[Dataset items]
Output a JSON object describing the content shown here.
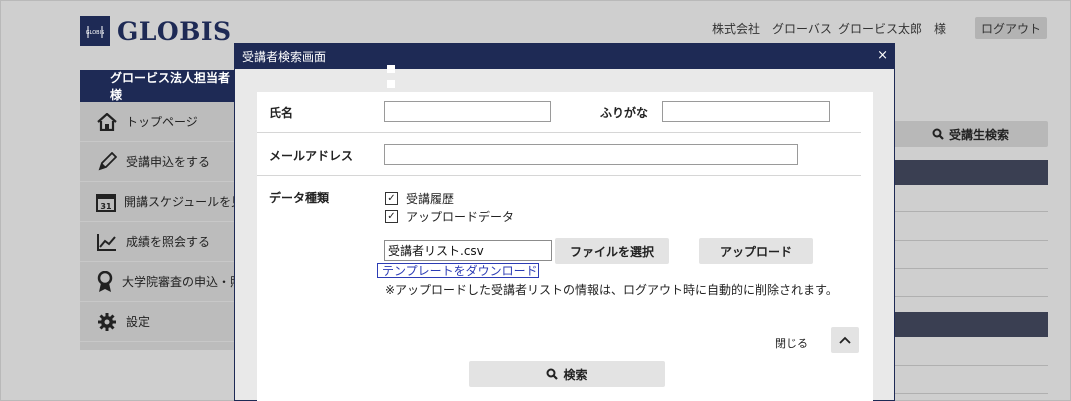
{
  "header": {
    "logo_text": "GLOBIS",
    "company": "株式会社　グローバス",
    "user": "グロービス太郎　様",
    "logout": "ログアウト"
  },
  "sidebar": {
    "title": "グロービス法人担当者様",
    "items": [
      {
        "label": "トップページ",
        "icon": "home-icon"
      },
      {
        "label": "受講申込をする",
        "icon": "pencil-icon"
      },
      {
        "label": "開講スケジュールを見",
        "icon": "calendar-icon"
      },
      {
        "label": "成績を照会する",
        "icon": "chart-icon"
      },
      {
        "label": "大学院審査の申込・照",
        "icon": "award-icon"
      },
      {
        "label": "設定",
        "icon": "gear-icon"
      }
    ]
  },
  "right_panel": {
    "search_button": "受講生検索"
  },
  "modal": {
    "title": "受講者検索画面",
    "close_symbol": "×",
    "name_label": "氏名",
    "name_value": "",
    "furigana_label": "ふりがな",
    "furigana_value": "",
    "email_label": "メールアドレス",
    "email_value": "",
    "data_type_label": "データ種類",
    "data_types": [
      {
        "label": "受講履歴",
        "checked": true
      },
      {
        "label": "アップロードデータ",
        "checked": true
      }
    ],
    "file_value": "受講者リスト.csv",
    "choose_file_button": "ファイルを選択",
    "upload_button": "アップロード",
    "template_link": "テンプレートをダウンロード",
    "note": "※アップロードした受講者リストの情報は、ログアウト時に自動的に削除されます。",
    "close_label": "閉じる",
    "search_button": "検索"
  }
}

> _To do_
The records above are to be quoted exactly, with all pictures left out.

> _Response_
Output a JSON object describing the content shown here.
{
  "header": {
    "logo_text": "GLOBIS",
    "company": "株式会社　グローバス",
    "user": "グロービス太郎　様",
    "logout": "ログアウト"
  },
  "sidebar": {
    "title": "グロービス法人担当者様",
    "items": [
      {
        "label": "トップページ",
        "icon": "home-icon"
      },
      {
        "label": "受講申込をする",
        "icon": "pencil-icon"
      },
      {
        "label": "開講スケジュールを見",
        "icon": "calendar-icon"
      },
      {
        "label": "成績を照会する",
        "icon": "chart-icon"
      },
      {
        "label": "大学院審査の申込・照",
        "icon": "award-icon"
      },
      {
        "label": "設定",
        "icon": "gear-icon"
      }
    ]
  },
  "right_panel": {
    "search_button": "受講生検索"
  },
  "modal": {
    "title": "受講者検索画面",
    "close_symbol": "×",
    "name_label": "氏名",
    "name_value": "",
    "furigana_label": "ふりがな",
    "furigana_value": "",
    "email_label": "メールアドレス",
    "email_value": "",
    "data_type_label": "データ種類",
    "data_types": [
      {
        "label": "受講履歴",
        "checked": true
      },
      {
        "label": "アップロードデータ",
        "checked": true
      }
    ],
    "file_value": "受講者リスト.csv",
    "choose_file_button": "ファイルを選択",
    "upload_button": "アップロード",
    "template_link": "テンプレートをダウンロード",
    "note": "※アップロードした受講者リストの情報は、ログアウト時に自動的に削除されます。",
    "close_label": "閉じる",
    "search_button": "検索"
  }
}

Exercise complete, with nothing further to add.